Extract all lines that hold "წუთში" from the records below.

+++ Dataset

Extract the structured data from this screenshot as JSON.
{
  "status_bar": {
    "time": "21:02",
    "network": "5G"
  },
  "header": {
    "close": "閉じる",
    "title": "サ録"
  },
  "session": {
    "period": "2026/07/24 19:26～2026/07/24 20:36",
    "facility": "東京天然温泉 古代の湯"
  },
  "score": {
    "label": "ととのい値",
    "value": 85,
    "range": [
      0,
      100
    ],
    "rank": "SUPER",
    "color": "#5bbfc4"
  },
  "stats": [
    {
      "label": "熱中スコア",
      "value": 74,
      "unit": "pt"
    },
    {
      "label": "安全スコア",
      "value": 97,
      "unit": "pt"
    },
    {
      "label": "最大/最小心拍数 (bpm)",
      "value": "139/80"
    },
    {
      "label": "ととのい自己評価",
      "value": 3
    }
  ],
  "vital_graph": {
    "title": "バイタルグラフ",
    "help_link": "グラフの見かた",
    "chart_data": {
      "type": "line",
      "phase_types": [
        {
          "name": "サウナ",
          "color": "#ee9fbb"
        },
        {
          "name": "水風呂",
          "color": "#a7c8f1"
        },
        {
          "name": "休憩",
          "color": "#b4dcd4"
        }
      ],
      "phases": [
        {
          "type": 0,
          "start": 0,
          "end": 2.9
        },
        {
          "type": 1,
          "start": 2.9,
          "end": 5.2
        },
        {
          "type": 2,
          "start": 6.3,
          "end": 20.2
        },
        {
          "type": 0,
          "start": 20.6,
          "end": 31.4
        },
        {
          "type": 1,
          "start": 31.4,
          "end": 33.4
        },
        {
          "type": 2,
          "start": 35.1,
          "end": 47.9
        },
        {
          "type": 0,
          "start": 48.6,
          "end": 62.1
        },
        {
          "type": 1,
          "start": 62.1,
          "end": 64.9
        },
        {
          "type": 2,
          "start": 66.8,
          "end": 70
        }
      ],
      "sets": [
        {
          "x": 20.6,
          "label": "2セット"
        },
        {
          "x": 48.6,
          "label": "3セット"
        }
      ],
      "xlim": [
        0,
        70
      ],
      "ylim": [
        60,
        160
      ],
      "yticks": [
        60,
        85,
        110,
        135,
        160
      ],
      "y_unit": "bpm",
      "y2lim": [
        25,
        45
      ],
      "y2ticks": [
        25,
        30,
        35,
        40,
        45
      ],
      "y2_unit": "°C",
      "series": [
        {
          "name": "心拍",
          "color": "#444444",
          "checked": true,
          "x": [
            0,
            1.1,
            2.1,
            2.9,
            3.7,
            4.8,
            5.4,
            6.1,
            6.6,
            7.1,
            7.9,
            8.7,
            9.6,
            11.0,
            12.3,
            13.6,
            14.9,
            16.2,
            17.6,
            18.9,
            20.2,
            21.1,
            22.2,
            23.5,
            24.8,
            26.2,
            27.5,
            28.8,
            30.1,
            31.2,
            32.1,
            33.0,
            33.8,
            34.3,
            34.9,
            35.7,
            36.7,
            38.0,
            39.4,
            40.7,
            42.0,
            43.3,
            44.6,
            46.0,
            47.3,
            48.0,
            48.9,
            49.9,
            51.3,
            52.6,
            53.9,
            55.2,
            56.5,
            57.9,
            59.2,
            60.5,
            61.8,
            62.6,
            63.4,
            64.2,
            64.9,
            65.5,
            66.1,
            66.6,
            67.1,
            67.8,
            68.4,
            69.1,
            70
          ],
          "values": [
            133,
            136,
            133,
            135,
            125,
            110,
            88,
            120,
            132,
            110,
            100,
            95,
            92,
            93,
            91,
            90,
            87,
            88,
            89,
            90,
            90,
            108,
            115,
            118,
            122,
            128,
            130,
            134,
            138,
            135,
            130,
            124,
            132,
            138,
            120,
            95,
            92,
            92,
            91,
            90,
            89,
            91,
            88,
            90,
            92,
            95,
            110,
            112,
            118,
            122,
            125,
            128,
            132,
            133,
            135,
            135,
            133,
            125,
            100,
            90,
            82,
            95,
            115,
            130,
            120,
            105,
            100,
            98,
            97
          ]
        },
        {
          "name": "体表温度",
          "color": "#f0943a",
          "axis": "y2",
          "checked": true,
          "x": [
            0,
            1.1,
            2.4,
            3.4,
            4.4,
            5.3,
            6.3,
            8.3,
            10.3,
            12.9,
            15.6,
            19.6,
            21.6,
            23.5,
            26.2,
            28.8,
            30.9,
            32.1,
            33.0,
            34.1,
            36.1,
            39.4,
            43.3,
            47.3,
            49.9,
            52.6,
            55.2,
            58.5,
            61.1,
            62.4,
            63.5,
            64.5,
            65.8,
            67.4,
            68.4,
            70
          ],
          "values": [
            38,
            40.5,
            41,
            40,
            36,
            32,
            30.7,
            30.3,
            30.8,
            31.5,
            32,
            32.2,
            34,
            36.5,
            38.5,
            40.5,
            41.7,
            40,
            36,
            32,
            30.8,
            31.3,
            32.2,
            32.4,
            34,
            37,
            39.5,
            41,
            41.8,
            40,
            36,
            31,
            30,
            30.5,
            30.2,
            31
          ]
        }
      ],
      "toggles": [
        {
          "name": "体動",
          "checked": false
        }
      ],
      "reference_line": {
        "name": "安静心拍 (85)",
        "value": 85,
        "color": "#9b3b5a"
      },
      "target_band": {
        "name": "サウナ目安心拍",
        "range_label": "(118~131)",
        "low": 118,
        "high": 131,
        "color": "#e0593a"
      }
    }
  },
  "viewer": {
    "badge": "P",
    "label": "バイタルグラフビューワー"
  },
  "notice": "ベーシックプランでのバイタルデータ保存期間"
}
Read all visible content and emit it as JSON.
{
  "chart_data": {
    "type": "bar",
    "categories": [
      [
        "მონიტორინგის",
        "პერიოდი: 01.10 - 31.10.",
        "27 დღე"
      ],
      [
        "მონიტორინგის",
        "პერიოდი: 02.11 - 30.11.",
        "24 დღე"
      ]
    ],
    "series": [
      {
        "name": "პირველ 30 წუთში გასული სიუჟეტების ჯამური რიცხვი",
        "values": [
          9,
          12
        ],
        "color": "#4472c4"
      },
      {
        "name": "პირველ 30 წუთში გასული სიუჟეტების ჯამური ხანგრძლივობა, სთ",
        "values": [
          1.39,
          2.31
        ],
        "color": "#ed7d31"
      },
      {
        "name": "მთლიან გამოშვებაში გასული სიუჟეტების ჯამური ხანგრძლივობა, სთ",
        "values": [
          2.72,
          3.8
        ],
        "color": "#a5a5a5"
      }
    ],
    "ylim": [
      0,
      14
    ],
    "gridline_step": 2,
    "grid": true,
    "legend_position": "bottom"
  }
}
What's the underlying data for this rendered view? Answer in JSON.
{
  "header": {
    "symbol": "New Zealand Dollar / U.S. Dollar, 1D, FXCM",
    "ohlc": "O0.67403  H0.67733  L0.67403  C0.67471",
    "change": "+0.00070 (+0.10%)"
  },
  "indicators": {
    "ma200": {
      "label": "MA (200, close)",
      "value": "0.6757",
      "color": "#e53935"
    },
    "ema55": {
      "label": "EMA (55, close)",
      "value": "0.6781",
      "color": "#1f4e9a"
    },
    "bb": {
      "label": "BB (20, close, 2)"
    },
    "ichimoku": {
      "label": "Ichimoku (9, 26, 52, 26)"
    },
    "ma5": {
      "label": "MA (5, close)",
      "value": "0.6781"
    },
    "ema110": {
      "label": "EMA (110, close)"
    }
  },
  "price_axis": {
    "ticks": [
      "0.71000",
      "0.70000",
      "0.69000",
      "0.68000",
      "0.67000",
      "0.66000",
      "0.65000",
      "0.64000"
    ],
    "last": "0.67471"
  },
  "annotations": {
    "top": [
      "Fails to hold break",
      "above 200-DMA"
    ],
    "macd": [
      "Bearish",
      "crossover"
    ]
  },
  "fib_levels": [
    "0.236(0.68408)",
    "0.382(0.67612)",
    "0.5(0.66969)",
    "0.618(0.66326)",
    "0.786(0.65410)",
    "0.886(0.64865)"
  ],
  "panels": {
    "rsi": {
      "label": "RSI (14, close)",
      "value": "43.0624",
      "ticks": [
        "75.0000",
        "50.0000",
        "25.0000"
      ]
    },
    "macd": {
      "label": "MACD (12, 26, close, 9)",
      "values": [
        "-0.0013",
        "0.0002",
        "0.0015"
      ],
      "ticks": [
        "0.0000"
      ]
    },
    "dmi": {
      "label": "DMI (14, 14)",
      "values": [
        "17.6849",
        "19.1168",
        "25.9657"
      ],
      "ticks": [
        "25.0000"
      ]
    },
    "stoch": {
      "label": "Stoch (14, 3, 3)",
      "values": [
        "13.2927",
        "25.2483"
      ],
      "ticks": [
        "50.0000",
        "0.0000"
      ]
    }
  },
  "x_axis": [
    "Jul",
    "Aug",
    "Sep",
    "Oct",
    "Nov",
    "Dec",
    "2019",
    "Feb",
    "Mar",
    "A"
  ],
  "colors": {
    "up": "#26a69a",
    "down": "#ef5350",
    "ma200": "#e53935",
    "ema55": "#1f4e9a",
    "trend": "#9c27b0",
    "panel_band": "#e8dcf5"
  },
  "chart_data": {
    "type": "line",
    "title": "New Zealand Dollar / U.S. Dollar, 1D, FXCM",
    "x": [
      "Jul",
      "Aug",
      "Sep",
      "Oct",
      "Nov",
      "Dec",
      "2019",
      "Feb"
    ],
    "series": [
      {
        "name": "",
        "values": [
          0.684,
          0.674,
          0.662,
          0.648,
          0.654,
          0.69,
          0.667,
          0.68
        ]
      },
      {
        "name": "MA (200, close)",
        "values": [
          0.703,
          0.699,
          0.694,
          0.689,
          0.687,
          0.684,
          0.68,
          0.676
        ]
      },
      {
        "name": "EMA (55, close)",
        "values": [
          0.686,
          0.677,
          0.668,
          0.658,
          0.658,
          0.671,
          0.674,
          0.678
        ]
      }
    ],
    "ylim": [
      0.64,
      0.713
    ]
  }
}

++++++

# Exercise response:
        "name": "პირველ 30 წუთში გასული სიუჟეტების ჯამური რიცხვი",
        "name": "პირველ 30 წუთში გასული სიუჟეტების ჯამური ხანგრძლივობა, სთ",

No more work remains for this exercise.